Sort through the entries below and pull out lines containing the word "Zeitung".

───── Provided entries ─────

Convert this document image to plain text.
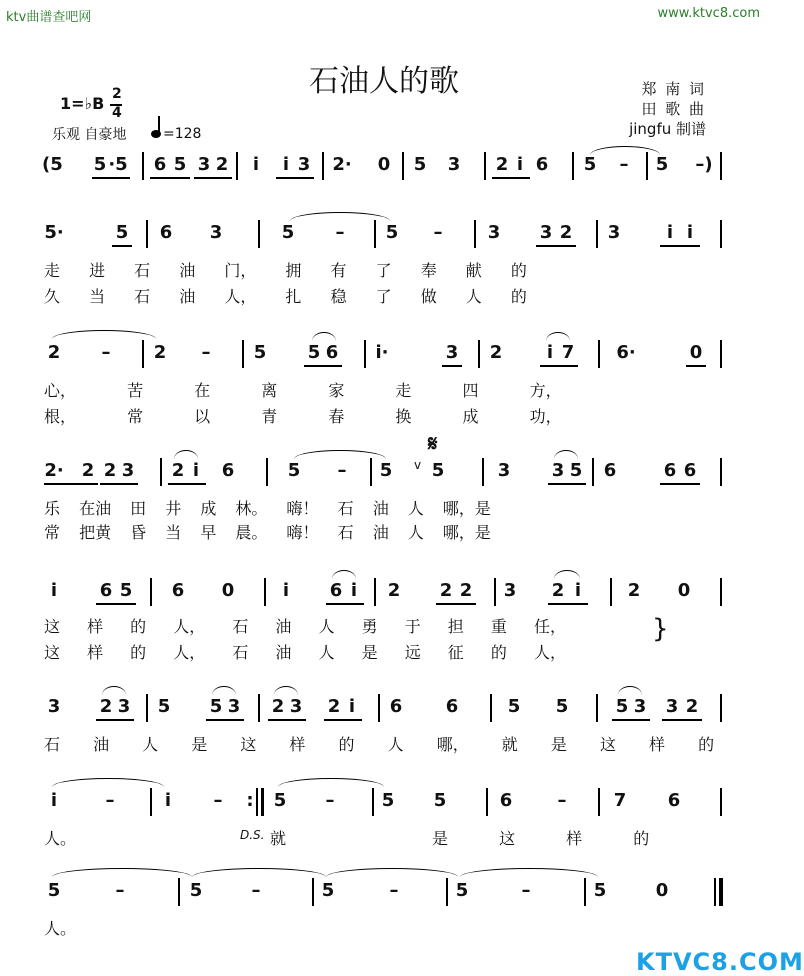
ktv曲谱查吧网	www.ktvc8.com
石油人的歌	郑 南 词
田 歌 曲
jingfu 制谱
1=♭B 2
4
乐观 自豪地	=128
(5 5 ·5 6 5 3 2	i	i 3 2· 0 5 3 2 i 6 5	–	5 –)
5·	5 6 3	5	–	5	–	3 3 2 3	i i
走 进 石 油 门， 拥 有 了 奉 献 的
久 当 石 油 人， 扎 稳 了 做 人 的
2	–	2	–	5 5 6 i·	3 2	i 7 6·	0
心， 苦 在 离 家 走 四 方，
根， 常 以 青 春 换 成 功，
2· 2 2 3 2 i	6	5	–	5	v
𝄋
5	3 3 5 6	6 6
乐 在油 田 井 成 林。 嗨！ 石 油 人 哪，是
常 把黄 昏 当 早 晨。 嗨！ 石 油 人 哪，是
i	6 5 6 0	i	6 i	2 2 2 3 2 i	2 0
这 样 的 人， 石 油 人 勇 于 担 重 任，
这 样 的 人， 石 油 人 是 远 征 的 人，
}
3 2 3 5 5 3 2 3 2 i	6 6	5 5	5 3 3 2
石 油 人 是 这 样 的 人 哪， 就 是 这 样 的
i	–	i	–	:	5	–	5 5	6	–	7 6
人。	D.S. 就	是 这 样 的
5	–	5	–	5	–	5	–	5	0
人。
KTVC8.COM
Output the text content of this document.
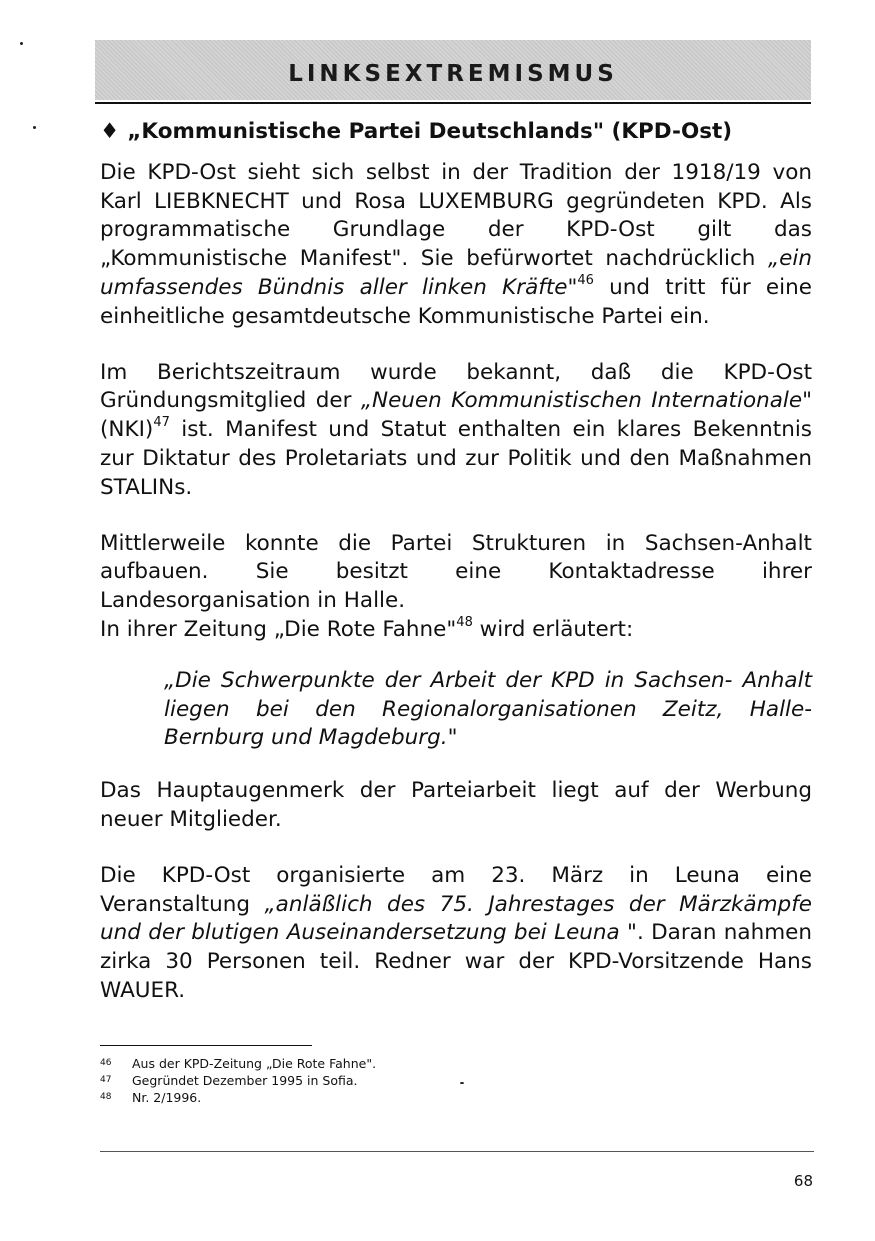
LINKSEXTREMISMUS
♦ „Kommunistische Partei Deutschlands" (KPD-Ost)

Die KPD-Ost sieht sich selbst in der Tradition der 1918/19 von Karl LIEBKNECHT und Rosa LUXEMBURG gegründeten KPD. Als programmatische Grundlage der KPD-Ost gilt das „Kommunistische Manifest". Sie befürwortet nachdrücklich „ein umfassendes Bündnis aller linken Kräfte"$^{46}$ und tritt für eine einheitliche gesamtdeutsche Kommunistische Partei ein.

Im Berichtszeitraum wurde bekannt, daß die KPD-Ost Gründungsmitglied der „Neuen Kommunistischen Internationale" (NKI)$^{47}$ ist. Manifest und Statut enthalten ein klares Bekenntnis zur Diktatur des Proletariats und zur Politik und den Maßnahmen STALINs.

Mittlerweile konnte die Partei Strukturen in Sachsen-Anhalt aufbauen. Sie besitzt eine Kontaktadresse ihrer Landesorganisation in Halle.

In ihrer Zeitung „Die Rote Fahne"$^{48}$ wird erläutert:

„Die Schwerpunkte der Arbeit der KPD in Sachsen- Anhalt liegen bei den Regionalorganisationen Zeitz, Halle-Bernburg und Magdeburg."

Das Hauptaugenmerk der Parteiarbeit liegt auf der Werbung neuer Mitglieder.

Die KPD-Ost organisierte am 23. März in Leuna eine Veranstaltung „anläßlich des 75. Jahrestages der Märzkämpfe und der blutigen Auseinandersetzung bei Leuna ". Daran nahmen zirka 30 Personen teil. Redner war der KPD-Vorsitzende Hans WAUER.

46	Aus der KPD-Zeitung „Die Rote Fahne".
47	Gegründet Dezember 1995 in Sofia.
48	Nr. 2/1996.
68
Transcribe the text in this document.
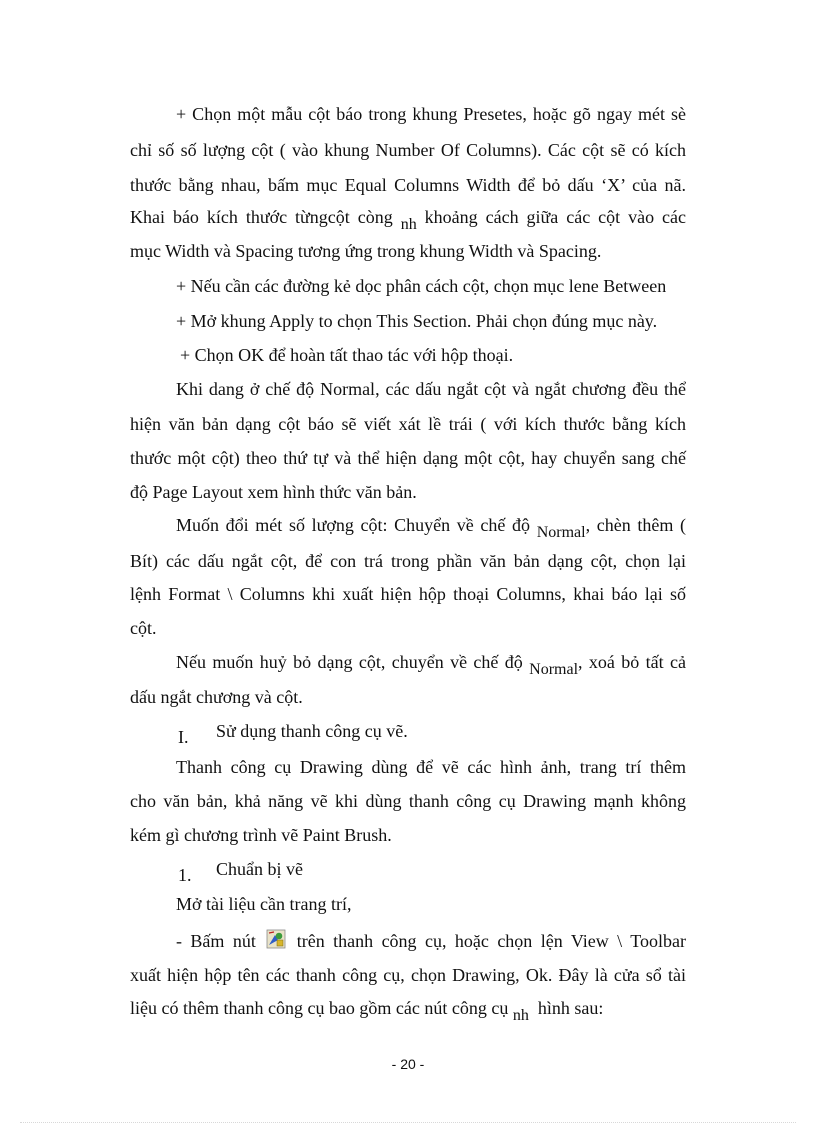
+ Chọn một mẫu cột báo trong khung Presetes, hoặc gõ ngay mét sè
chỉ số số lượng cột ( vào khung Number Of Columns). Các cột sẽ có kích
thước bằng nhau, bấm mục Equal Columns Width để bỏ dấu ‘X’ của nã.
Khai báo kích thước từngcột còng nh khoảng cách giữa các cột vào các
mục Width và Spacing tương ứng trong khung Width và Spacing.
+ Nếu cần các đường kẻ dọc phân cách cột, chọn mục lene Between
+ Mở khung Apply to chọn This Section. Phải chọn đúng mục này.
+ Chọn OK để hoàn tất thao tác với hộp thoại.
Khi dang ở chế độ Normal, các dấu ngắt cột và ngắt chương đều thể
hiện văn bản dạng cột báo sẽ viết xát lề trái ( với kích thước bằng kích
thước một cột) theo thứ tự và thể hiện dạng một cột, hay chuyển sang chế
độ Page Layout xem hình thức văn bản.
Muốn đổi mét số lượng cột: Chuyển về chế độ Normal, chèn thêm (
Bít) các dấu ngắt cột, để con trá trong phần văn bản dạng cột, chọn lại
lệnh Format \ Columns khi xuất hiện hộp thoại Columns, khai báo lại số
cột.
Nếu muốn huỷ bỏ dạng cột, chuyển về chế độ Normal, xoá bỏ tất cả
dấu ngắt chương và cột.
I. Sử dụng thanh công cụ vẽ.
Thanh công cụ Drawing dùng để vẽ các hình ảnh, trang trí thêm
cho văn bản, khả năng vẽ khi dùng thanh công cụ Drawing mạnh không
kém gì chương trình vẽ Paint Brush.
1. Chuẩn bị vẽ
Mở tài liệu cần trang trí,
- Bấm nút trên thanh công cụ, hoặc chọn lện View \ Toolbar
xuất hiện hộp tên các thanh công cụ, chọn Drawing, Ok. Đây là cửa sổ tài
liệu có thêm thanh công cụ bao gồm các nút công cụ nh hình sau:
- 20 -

─────

:: Correct result ::
In ihrer Zeitung „Die Rote Fahne"$^{48}$ wird erläutert:
46	Aus der KPD-Zeitung „Die Rote Fahne".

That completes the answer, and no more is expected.